# What to produce
Wherever the string "godina" appears, copy the whole line.

╭─ Data entries

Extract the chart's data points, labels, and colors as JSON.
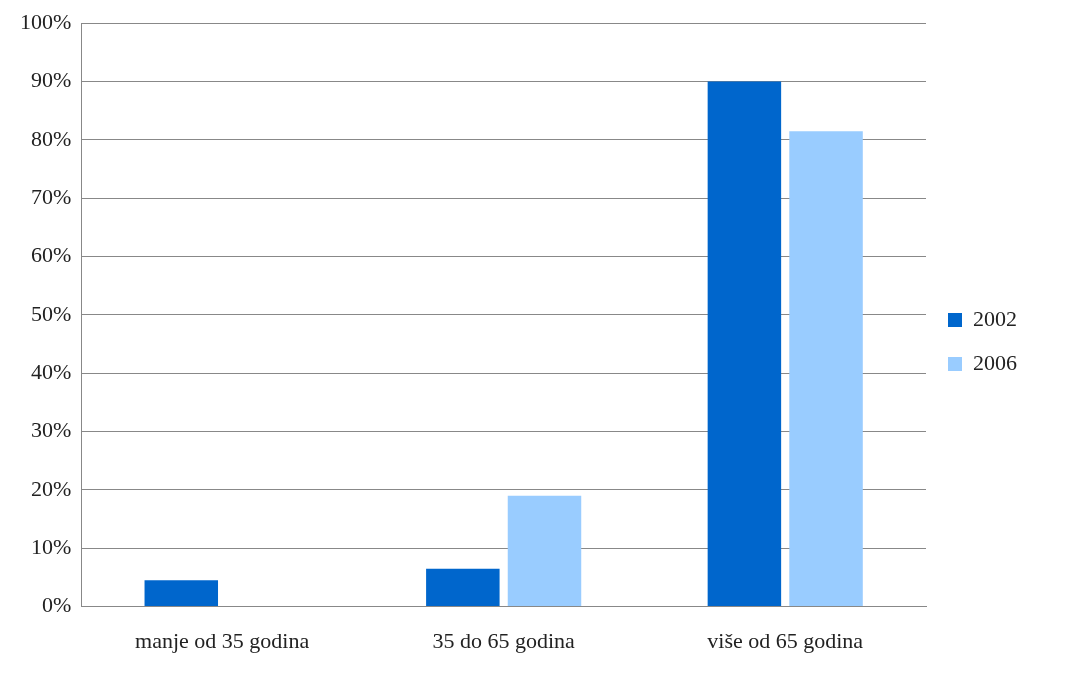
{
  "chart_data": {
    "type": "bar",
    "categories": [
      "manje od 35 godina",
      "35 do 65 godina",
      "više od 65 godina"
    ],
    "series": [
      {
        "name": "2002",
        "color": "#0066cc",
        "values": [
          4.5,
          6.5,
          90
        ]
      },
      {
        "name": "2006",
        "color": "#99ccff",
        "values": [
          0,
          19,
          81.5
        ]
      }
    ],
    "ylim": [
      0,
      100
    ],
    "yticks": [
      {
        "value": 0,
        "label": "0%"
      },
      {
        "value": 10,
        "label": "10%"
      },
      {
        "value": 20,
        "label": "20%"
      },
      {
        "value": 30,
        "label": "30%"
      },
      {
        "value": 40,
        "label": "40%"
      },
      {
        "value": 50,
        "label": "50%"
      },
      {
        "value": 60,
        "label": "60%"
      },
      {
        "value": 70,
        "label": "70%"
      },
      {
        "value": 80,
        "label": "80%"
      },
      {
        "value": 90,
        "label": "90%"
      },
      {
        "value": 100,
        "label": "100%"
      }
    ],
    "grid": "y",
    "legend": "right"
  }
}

╰─
╭─ Data entries

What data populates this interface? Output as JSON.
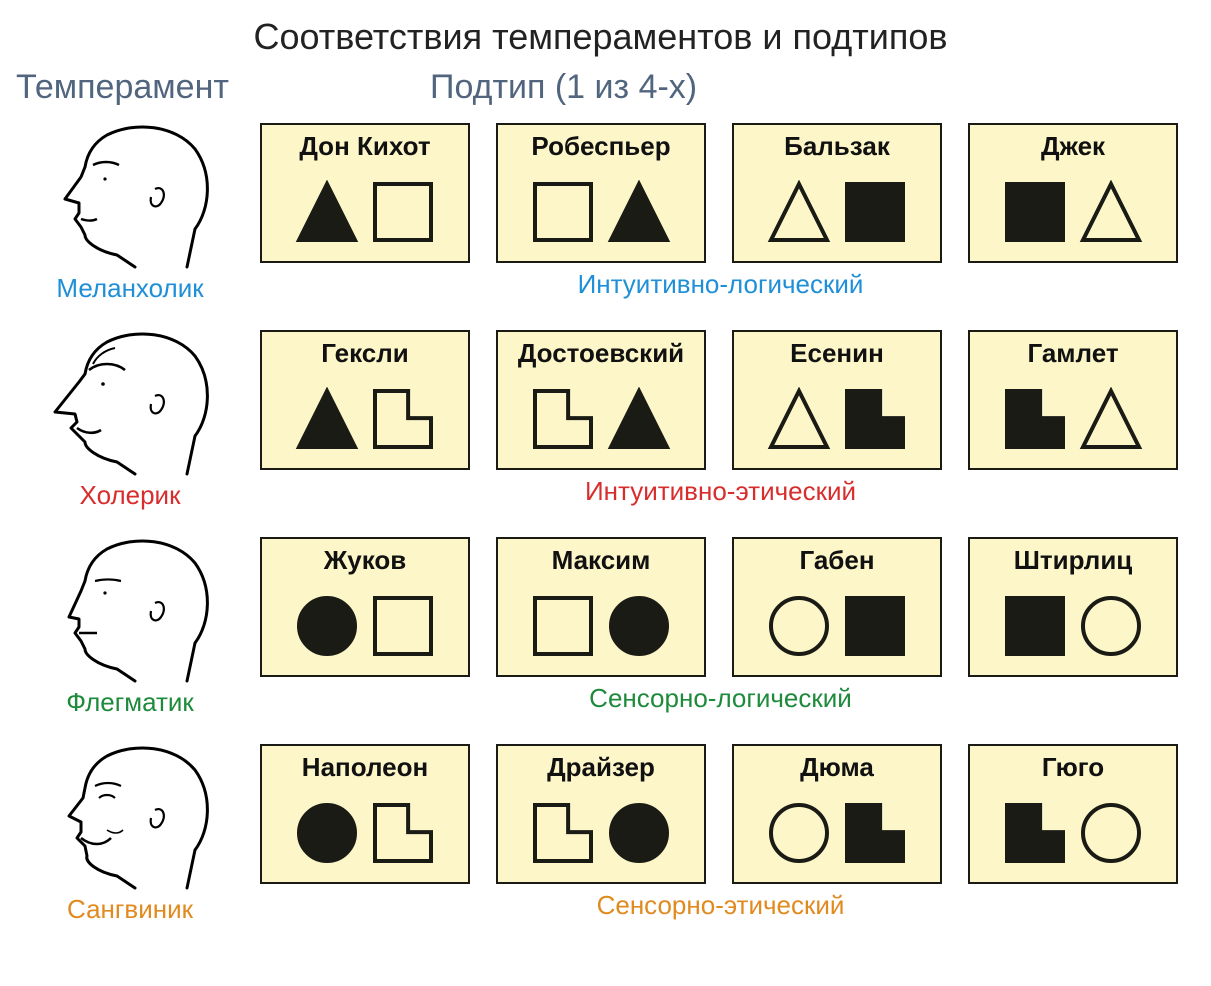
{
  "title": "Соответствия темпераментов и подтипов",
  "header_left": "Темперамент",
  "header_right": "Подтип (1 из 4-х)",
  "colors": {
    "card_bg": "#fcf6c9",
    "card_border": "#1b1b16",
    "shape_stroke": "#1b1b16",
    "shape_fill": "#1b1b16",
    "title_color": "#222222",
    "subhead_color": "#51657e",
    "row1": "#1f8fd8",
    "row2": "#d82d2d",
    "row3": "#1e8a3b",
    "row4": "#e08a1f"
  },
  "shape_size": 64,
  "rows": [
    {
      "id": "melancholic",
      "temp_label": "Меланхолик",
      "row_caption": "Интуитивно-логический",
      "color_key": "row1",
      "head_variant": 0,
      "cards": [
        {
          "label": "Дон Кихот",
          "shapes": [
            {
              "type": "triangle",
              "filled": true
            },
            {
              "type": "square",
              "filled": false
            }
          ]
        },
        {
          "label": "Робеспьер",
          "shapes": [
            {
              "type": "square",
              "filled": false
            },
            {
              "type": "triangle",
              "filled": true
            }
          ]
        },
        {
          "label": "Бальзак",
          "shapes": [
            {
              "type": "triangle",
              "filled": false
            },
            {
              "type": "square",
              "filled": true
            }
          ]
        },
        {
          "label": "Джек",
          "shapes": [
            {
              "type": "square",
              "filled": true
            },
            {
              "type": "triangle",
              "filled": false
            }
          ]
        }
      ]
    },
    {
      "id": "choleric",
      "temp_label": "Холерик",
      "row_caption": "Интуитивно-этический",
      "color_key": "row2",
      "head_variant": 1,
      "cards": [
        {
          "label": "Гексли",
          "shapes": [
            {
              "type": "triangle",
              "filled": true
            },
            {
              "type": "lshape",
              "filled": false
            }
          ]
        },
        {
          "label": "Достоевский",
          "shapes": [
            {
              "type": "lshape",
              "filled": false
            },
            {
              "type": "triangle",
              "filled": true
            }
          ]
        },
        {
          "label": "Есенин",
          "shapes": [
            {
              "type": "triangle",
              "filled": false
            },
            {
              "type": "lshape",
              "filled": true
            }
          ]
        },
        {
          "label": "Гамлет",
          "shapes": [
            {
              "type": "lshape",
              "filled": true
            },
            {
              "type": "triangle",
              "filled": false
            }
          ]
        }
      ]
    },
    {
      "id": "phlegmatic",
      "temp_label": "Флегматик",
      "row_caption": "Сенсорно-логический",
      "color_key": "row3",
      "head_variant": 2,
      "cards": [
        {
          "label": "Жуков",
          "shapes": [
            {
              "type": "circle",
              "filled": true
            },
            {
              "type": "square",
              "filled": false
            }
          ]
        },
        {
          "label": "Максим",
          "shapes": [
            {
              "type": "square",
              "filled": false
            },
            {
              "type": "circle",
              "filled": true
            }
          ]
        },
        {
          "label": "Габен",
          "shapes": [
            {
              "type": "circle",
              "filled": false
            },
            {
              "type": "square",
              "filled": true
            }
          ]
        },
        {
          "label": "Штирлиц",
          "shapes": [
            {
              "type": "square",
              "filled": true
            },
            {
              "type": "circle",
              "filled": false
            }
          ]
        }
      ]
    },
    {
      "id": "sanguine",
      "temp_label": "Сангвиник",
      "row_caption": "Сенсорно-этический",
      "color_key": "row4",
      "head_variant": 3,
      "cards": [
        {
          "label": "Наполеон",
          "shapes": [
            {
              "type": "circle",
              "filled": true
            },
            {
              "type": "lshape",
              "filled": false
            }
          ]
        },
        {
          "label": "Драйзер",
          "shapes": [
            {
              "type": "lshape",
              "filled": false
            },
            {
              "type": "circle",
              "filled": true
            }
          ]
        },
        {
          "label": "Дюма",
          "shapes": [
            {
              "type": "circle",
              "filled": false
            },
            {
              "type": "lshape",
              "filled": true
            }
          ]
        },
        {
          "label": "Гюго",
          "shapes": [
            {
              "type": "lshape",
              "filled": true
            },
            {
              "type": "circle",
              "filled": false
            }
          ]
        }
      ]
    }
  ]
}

╰─
╭─ Data entries

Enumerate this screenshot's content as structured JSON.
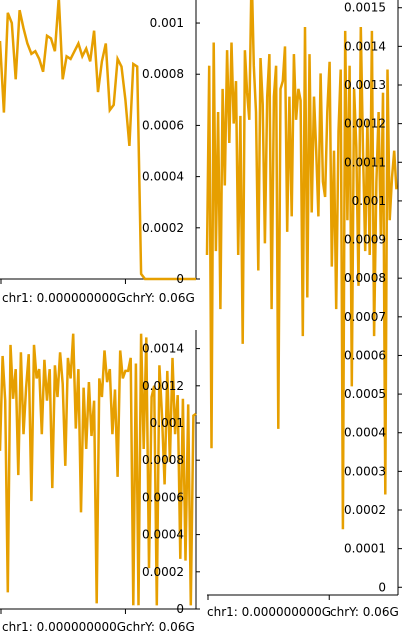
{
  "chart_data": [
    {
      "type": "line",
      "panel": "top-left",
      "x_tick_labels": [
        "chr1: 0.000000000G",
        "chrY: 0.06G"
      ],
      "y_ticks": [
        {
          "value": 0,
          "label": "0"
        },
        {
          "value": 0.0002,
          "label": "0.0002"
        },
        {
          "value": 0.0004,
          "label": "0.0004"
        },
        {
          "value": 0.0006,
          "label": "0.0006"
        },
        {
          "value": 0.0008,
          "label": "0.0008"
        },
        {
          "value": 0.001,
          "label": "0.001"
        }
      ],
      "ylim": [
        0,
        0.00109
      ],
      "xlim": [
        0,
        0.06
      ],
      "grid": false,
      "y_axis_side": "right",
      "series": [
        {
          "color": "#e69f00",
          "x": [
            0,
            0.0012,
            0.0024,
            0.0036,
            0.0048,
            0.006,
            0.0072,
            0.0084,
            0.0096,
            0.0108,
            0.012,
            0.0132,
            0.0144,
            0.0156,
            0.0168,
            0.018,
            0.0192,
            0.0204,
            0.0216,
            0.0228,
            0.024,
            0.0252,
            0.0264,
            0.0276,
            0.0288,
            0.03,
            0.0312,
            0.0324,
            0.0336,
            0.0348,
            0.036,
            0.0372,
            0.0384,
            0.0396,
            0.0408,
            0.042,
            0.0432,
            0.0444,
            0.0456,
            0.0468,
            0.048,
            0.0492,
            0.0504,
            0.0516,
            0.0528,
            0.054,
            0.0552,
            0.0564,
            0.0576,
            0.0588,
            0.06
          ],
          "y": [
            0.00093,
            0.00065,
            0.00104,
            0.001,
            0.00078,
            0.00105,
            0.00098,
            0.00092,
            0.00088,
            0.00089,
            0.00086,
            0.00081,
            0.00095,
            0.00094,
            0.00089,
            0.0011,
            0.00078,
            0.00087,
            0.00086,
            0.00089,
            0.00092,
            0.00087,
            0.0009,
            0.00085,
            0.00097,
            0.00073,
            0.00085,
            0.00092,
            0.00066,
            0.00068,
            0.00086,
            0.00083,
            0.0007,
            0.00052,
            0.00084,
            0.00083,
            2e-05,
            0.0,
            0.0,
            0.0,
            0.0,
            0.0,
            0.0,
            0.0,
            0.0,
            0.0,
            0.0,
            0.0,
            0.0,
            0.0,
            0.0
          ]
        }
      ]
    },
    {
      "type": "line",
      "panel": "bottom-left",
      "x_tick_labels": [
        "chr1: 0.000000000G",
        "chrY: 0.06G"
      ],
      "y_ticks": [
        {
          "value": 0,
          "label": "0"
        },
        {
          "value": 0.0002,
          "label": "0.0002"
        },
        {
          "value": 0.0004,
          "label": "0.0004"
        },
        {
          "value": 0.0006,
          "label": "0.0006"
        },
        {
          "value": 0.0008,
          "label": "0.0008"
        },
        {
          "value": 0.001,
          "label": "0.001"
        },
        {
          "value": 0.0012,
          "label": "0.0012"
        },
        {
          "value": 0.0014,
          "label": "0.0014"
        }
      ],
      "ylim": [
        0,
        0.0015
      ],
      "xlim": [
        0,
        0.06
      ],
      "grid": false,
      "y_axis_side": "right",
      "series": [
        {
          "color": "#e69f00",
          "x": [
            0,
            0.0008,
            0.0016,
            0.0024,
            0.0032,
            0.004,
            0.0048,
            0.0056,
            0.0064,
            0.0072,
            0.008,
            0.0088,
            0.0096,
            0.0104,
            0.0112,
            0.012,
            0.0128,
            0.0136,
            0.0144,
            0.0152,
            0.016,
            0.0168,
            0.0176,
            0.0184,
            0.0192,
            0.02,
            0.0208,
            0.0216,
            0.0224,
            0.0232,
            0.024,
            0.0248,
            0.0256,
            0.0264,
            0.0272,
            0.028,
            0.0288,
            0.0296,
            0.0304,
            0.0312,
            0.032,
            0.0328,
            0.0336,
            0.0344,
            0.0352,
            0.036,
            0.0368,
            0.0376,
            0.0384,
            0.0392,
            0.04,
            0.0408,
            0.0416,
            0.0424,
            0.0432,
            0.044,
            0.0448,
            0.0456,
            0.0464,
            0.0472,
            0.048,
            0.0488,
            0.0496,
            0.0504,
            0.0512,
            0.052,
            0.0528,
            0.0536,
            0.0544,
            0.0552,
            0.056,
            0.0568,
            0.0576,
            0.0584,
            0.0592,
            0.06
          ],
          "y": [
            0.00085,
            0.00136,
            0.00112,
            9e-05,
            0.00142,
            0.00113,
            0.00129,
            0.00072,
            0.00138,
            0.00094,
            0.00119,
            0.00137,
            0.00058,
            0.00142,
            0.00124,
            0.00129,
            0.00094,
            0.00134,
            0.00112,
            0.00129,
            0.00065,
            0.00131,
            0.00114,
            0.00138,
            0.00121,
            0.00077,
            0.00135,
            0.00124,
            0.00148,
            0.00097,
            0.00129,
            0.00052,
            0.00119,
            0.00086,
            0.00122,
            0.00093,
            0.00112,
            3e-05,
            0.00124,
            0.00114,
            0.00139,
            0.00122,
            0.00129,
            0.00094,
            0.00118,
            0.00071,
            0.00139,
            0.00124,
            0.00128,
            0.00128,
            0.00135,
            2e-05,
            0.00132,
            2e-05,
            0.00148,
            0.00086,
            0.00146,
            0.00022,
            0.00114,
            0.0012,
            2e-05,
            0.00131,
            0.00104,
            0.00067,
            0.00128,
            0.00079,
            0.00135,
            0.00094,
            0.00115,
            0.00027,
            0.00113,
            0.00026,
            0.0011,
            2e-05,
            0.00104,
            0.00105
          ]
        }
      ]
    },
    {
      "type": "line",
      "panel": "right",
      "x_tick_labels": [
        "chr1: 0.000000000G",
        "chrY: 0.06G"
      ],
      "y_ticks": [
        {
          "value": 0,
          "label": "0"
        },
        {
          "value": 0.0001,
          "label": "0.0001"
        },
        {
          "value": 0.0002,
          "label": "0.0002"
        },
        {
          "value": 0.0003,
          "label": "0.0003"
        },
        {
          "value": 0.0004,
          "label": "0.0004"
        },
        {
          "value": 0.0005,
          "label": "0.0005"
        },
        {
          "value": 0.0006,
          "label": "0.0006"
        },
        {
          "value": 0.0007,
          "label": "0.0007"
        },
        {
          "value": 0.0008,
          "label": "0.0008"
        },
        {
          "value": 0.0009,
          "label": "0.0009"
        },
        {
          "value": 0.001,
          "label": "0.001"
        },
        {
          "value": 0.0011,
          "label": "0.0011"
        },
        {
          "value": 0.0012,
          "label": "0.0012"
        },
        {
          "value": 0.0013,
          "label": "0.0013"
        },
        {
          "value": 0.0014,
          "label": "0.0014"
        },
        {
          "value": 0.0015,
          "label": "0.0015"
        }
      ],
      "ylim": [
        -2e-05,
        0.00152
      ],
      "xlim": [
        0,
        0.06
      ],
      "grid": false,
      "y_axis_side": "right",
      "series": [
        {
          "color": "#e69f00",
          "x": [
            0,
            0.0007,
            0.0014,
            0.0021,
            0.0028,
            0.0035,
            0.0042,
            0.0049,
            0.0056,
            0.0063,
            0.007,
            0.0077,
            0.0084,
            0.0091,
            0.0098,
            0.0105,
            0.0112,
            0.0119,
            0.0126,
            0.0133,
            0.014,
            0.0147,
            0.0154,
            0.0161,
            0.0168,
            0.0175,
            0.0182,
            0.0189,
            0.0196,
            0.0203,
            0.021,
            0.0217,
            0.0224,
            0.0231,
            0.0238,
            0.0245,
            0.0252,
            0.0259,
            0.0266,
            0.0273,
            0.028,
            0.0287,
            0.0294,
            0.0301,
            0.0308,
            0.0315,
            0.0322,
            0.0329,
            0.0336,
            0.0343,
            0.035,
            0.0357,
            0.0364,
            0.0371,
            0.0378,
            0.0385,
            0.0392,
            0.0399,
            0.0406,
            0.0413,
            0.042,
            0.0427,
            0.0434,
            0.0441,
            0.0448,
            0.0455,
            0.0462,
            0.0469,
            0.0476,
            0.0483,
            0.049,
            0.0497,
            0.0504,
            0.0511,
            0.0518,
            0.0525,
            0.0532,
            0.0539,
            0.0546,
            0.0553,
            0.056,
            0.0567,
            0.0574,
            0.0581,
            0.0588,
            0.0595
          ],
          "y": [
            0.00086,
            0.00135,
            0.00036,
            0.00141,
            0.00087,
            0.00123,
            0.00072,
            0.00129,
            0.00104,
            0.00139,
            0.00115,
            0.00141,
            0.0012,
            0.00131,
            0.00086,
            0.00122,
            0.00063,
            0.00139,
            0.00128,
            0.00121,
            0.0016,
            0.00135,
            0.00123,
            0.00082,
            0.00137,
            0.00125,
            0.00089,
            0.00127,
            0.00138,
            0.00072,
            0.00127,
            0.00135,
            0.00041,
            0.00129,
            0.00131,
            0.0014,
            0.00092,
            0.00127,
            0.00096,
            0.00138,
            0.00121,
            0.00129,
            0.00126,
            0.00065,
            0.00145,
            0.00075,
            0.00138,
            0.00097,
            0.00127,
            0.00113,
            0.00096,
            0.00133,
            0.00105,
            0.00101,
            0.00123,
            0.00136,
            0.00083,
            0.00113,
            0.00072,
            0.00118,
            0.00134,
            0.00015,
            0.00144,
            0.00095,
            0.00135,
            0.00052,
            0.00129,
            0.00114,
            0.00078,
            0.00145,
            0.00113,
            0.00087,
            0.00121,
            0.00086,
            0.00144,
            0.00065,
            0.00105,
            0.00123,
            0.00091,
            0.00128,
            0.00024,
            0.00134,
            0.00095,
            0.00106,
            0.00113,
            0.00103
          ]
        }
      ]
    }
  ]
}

╰─

# Exercise result
      "manje od 35 godina",
      "35 do 65 godina",
      "više od 65 godina"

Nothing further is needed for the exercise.